◆ **What the exercise asks**: Select lines where the word "Transcribe" appears.

** start **

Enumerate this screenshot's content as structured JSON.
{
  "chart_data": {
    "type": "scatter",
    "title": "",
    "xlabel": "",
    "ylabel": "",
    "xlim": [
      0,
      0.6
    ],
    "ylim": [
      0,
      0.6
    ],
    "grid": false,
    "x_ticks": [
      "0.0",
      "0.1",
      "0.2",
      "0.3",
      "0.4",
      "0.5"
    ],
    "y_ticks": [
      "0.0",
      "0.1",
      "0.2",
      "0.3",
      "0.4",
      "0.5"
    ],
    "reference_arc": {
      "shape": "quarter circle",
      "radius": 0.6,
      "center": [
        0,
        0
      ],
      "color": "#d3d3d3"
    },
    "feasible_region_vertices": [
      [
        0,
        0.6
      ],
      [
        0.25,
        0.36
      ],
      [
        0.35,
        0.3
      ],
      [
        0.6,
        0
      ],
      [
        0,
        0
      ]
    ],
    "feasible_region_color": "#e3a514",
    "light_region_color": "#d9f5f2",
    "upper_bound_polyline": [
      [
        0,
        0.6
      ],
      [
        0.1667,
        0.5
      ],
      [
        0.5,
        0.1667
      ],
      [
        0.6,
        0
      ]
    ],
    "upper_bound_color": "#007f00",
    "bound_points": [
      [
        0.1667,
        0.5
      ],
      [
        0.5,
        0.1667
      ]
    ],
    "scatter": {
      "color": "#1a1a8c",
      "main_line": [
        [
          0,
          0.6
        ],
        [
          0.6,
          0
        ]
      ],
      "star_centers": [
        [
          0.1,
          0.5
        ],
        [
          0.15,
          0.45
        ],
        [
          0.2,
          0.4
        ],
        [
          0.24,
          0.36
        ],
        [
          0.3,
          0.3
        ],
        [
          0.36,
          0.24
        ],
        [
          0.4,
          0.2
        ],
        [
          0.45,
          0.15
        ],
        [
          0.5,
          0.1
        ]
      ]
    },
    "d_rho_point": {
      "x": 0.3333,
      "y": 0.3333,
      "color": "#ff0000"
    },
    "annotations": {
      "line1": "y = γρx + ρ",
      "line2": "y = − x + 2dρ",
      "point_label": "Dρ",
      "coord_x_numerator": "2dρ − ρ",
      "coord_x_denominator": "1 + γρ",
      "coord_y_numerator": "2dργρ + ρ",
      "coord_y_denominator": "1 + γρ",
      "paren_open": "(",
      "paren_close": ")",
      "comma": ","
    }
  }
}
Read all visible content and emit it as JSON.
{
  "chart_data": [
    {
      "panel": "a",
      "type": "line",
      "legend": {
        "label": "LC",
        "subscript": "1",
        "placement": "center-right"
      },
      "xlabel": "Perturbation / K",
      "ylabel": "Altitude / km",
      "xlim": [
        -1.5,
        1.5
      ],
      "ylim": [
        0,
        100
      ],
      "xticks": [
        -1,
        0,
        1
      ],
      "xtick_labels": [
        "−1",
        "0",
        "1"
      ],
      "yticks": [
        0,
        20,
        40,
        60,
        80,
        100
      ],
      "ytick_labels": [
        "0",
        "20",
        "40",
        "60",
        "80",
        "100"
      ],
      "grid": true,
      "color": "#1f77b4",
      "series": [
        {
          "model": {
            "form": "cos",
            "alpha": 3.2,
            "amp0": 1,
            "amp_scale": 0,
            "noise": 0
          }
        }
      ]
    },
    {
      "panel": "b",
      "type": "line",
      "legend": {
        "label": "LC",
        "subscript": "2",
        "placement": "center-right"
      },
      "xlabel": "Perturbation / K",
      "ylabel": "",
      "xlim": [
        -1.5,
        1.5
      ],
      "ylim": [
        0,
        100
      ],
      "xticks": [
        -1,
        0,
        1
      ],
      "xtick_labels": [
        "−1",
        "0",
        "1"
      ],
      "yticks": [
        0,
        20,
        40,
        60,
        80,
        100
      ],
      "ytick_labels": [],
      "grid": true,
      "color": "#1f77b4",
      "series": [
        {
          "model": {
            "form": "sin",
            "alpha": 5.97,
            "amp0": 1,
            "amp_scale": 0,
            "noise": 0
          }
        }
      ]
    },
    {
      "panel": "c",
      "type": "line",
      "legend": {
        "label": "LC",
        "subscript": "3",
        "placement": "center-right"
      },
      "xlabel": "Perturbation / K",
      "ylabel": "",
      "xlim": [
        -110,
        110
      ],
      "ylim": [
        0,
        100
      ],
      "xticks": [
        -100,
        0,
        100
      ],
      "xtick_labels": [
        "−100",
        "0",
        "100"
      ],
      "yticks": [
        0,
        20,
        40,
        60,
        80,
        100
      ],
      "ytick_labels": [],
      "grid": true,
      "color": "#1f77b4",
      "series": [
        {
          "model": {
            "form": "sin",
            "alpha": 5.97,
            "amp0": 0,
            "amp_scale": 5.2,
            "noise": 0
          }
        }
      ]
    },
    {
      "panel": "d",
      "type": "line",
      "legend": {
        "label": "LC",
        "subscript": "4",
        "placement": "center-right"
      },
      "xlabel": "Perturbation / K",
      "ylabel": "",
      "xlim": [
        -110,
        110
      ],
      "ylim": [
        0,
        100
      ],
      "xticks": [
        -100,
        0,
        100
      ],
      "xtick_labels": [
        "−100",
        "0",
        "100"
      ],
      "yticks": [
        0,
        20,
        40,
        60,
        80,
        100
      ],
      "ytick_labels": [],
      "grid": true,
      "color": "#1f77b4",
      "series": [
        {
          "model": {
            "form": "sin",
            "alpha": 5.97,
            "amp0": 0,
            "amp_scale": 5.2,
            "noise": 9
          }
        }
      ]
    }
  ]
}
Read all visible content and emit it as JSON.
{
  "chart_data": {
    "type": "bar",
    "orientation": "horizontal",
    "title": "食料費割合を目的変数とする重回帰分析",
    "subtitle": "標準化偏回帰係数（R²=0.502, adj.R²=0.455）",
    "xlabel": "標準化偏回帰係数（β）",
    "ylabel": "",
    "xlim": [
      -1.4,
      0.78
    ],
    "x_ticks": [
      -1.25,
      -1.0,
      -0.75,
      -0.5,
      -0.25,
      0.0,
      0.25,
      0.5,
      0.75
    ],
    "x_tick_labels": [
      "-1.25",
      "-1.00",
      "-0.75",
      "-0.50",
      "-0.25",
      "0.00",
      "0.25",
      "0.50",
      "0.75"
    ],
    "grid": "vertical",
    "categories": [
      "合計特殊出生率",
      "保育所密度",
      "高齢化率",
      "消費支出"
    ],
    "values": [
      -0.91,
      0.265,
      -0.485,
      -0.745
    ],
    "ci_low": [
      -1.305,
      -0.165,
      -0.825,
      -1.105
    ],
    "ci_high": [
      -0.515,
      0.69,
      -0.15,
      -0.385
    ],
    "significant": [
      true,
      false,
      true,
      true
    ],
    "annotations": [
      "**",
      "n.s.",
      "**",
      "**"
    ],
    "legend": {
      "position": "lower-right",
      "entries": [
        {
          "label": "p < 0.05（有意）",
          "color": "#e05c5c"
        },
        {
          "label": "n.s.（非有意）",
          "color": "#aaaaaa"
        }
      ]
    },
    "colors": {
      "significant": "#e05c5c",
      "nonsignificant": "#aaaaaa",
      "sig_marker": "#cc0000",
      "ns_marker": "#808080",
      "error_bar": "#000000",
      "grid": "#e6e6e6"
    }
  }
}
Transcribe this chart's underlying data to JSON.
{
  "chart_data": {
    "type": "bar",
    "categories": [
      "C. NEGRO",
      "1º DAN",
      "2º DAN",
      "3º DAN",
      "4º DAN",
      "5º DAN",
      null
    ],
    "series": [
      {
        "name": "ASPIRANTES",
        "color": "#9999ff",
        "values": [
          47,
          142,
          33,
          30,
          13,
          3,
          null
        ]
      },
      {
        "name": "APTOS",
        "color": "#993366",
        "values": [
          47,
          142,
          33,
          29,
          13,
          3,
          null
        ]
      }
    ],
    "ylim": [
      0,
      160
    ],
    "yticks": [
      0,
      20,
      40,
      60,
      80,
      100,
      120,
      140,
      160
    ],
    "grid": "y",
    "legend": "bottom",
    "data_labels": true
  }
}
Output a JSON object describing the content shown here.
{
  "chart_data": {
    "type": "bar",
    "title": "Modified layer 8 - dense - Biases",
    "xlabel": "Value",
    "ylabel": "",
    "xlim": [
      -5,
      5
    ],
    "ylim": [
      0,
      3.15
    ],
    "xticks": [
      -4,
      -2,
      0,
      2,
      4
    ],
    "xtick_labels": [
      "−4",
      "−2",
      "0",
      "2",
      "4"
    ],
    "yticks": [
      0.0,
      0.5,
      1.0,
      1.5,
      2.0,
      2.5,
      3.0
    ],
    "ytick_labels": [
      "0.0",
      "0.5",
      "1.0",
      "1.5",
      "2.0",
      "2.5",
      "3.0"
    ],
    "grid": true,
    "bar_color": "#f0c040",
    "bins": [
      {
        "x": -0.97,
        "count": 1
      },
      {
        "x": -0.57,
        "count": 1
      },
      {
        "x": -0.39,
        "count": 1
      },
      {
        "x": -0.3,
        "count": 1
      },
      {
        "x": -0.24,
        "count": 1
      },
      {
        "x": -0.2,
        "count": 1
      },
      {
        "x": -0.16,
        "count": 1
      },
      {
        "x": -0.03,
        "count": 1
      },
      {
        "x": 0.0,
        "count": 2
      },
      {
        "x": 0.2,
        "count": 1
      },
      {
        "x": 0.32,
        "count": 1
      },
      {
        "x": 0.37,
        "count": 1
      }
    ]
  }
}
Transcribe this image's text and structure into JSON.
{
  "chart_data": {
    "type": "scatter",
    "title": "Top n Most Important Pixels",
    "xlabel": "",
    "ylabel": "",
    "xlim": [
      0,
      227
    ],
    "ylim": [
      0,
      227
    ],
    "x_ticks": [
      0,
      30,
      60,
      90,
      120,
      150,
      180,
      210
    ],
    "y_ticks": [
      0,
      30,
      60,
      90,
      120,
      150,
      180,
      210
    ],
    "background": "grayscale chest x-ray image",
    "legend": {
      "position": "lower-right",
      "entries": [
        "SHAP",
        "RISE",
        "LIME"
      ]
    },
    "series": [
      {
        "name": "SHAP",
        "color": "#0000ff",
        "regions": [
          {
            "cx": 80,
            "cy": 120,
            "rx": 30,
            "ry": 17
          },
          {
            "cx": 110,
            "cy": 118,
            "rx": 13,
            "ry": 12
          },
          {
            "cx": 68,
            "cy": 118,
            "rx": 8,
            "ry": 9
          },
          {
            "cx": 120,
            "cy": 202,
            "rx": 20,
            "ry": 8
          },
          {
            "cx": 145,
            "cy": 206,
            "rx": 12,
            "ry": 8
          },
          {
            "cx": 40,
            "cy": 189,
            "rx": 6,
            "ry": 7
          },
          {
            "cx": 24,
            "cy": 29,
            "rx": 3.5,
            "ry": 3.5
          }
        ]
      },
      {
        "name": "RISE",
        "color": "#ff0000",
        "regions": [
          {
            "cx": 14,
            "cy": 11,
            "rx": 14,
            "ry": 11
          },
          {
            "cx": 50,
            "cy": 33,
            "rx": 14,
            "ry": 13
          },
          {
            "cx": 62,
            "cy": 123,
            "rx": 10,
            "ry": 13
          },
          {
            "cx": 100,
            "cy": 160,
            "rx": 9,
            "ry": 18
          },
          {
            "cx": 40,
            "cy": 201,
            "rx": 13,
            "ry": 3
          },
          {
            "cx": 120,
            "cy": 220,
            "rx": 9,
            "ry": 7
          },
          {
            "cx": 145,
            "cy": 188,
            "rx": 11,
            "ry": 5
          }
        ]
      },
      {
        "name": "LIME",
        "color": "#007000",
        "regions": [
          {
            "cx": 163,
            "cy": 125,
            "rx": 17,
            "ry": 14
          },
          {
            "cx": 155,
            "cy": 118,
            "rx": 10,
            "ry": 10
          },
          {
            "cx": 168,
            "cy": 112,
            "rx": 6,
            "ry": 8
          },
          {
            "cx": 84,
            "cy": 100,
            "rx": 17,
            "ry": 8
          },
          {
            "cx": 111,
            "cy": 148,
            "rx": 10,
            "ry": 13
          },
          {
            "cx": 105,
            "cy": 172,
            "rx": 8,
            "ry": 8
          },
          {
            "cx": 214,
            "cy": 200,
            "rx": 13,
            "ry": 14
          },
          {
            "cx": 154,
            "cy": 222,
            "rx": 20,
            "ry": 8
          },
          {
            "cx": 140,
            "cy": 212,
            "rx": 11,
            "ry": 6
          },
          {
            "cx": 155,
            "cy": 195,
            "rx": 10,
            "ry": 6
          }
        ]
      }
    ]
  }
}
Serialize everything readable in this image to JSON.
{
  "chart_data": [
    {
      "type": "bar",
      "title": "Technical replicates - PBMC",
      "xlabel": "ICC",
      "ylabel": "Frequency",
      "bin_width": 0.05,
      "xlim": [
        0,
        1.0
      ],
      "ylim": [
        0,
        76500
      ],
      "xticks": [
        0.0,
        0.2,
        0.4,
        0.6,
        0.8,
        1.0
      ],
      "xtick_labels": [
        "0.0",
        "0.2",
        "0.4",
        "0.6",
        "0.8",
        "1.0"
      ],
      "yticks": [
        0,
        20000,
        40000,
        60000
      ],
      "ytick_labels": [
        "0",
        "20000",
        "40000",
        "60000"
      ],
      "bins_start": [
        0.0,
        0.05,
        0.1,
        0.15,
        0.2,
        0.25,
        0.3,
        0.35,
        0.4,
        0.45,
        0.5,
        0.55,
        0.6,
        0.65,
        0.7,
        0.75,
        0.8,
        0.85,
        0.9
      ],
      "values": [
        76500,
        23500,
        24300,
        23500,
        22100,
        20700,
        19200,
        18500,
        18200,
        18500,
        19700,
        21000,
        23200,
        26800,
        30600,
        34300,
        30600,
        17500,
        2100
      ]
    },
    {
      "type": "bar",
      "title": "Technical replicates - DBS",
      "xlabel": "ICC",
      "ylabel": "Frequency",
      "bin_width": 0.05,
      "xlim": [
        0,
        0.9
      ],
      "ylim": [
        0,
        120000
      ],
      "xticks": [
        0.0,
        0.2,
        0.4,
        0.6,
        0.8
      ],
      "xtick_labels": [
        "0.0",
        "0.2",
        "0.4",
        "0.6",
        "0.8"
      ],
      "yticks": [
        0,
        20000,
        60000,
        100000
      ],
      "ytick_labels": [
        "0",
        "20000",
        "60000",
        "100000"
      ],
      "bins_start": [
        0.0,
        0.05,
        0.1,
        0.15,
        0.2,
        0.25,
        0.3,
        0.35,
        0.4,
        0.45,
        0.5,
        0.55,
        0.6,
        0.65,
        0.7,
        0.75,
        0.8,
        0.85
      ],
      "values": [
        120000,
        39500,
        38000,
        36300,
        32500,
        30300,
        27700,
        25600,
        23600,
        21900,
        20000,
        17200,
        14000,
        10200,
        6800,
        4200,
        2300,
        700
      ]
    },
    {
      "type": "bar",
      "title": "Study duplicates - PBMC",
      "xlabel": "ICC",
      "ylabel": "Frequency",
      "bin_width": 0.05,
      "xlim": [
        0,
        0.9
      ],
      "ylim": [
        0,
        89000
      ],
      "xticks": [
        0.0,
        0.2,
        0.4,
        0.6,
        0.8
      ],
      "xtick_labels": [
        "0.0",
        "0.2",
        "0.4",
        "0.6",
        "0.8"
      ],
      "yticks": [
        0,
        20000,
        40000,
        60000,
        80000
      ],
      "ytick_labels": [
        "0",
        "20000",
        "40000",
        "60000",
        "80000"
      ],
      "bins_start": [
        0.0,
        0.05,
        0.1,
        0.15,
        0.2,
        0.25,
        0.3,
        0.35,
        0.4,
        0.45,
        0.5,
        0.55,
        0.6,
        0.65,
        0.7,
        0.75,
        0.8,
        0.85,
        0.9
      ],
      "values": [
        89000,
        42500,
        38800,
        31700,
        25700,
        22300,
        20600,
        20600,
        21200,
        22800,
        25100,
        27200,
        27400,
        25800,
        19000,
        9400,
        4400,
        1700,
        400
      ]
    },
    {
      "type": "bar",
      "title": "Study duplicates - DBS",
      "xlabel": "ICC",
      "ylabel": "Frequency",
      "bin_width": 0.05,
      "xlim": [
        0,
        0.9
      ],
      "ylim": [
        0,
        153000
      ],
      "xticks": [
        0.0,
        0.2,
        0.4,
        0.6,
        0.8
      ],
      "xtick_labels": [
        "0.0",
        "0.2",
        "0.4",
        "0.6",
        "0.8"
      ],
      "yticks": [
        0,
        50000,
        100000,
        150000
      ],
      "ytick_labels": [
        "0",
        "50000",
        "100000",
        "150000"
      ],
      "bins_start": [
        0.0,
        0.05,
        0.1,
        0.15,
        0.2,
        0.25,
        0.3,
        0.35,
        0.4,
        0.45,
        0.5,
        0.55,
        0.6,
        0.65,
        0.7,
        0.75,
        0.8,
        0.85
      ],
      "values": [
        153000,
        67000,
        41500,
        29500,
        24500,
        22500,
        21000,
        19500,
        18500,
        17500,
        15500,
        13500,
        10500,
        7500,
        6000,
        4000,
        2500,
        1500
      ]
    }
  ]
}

** end **

◆ **Solved exercise**:
Transcribe this chart's underlying data to JSON.
Transcribe this image's text and structure into JSON.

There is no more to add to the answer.